Consignes écrites:
[A] Relevez dans le passage toutes les durées exprimées en années ou en ans.
[B] Repérez toutes les lignes des données qui contiennent la chaîne « sensitive » et recopiez-les, en tenant compte de la casse.

Passage:
Je ne peux m’empêcher de souligner un ’événement, car il s’agit après tout d’un point tournant dans la vie d’un notaire. Vous saurez que l’euphémisme est de taille quand je vous dirai que je parle du dépôt de mon greffe aux bureaux de la Cour Supérieure. Donc, soit dit en passant, si vous avez un jour besoin de copies de mes actes inutile de me téléphoner! Ce dépôt survient après quelques années consacrées au droit des affaires, aux études en droit des technologies et à mes nouvelles fonctions d’éditeur d’IIJCan. L’empaquetage final de mes minutes a donc été l’occasion d’un retour aux sources. Un peu comme si je rendais visite à un vieil ami que je n’avais pas vu depuis longtemps...
Cette opération, qui marque le point final de dix-sept années de pratique privée et le jalon important de ma réorientation professionnelle de quatre ans, m’a permis de jeter un coup d’œil sur la vingtaine d’années qui se sont écoulées depuis mon assermentation. Le temps file, n’est-ce pas? Non, non, non, ne me quittez pas tout de suite! Si vous craignez une envolée de nostalgie larmoyante soyez rassurés, ce n’est pas mon genre! Je reste techno, quand même.

Extrait des données:
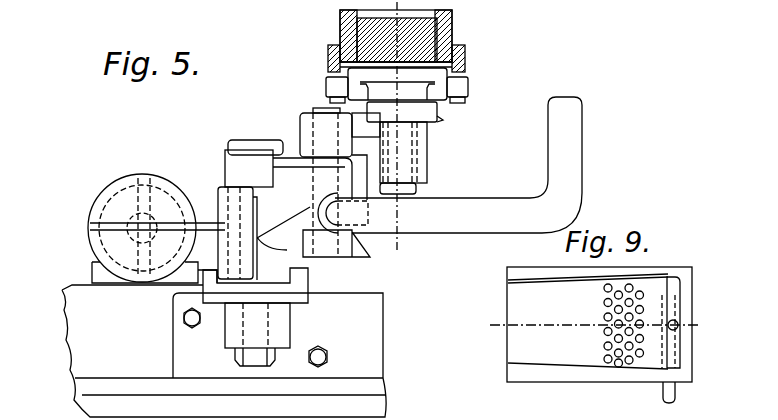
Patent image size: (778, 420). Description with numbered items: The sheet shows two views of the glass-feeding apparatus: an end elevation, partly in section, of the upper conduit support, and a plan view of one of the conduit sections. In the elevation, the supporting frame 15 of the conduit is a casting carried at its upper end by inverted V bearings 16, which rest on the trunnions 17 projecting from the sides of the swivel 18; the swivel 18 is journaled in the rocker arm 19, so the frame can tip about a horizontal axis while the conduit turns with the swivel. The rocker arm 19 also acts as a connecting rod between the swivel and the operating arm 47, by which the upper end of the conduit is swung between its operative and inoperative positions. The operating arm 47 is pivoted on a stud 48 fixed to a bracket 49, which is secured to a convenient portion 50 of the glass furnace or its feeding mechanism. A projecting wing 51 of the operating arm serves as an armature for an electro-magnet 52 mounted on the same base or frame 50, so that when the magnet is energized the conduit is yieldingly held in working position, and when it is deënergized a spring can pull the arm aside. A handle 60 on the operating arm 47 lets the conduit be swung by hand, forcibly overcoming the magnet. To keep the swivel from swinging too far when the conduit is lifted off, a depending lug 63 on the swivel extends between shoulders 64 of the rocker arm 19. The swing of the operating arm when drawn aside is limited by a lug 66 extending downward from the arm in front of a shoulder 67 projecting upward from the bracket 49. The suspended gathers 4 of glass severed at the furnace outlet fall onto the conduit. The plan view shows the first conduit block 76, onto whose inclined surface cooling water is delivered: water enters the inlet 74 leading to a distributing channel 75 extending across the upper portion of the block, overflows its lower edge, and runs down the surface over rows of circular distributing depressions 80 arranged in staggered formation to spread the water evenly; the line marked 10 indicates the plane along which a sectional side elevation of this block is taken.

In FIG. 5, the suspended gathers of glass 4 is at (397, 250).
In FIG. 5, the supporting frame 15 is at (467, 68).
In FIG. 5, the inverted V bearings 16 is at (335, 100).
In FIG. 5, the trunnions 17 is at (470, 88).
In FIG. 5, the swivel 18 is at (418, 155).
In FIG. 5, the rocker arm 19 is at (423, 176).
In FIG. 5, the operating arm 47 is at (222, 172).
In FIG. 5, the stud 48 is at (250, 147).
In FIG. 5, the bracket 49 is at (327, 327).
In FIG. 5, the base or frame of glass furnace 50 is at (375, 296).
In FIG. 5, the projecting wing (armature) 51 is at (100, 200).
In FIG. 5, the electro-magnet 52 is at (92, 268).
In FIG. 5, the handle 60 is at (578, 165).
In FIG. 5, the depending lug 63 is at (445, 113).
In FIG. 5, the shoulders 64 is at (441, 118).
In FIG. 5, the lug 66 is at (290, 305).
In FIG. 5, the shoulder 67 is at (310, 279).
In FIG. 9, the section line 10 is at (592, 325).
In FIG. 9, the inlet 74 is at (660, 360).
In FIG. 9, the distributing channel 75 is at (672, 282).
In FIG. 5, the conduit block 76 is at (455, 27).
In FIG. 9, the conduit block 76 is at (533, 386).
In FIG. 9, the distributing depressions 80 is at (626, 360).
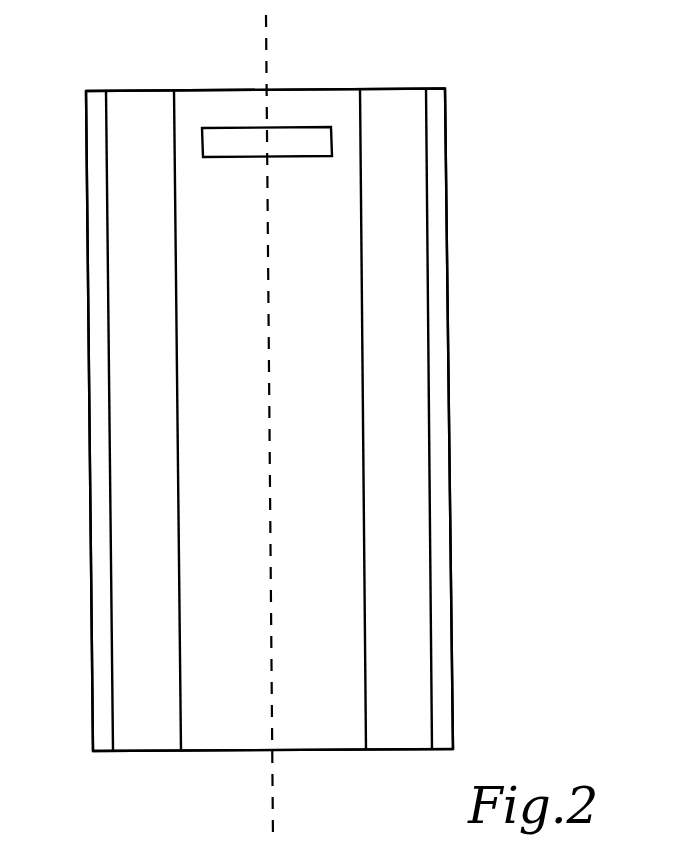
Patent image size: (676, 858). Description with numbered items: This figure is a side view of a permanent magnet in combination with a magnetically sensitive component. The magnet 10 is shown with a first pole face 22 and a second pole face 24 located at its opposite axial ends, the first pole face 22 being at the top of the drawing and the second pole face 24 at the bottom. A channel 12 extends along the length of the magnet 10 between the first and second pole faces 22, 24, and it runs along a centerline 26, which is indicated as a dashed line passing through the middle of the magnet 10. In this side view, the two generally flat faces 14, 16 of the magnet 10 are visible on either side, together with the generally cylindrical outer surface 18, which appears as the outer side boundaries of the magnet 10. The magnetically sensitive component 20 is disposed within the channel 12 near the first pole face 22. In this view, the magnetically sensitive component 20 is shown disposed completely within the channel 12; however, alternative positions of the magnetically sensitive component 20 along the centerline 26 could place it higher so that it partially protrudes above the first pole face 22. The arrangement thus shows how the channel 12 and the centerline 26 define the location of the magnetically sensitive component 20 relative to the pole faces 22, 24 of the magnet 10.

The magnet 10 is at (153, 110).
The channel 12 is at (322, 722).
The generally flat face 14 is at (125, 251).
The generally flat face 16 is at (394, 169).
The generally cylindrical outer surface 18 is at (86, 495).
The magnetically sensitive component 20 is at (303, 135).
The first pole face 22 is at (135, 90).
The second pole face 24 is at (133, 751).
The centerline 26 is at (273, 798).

--

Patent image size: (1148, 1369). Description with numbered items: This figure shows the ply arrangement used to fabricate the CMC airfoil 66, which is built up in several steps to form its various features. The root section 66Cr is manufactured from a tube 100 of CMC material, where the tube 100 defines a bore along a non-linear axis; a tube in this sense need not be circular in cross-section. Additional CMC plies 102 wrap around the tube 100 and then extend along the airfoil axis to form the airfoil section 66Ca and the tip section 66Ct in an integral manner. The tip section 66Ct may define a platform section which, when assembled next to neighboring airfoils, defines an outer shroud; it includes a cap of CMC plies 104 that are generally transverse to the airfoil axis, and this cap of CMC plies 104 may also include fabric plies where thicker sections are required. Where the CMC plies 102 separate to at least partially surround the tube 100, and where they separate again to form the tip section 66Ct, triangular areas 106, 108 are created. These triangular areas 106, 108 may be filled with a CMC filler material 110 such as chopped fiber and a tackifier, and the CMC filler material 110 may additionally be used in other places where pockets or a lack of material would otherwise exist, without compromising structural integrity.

Réponses complètes:
[A]
- quelques années
- dix-sept années
- quatre ans
- la vingtaine d'années

[B]
Patent image size: (676, 858). Description with numbered items: This figure is a side view of a permanent magnet in combination with a magnetically sensitive component. The magnet 10 is shown with a first pole face 22 and a second pole face 24 located at its opposite axial ends, the first pole face 22 being at the top of the drawing and the second pole face 24 at the bottom. A channel 12 extends along the length of the magnet 10 between the first and second pole faces 22, 24, and it runs along a centerline 26, which is indicated as a dashed line passing through the middle of the magnet 10. In this side view, the two generally flat faces 14, 16 of the magnet 10 are visible on either side, together with the generally cylindrical outer surface 18, which appears as the outer side boundaries of the magnet 10. The magnetically sensitive component 20 is disposed within the channel 12 near the first pole face 22. In this view, the magnetically sensitive component 20 is shown disposed completely within the channel 12; however, alternative positions of the magnetically sensitive component 20 along the centerline 26 could place it higher so that it partially protrudes above the first pole face 22. The arrangement thus shows how the channel 12 and the centerline 26 define the location of the magnetically sensitive component 20 relative to the pole faces 22, 24 of the magnet 10.
The magnetically sensitive component 20 is at (303, 135).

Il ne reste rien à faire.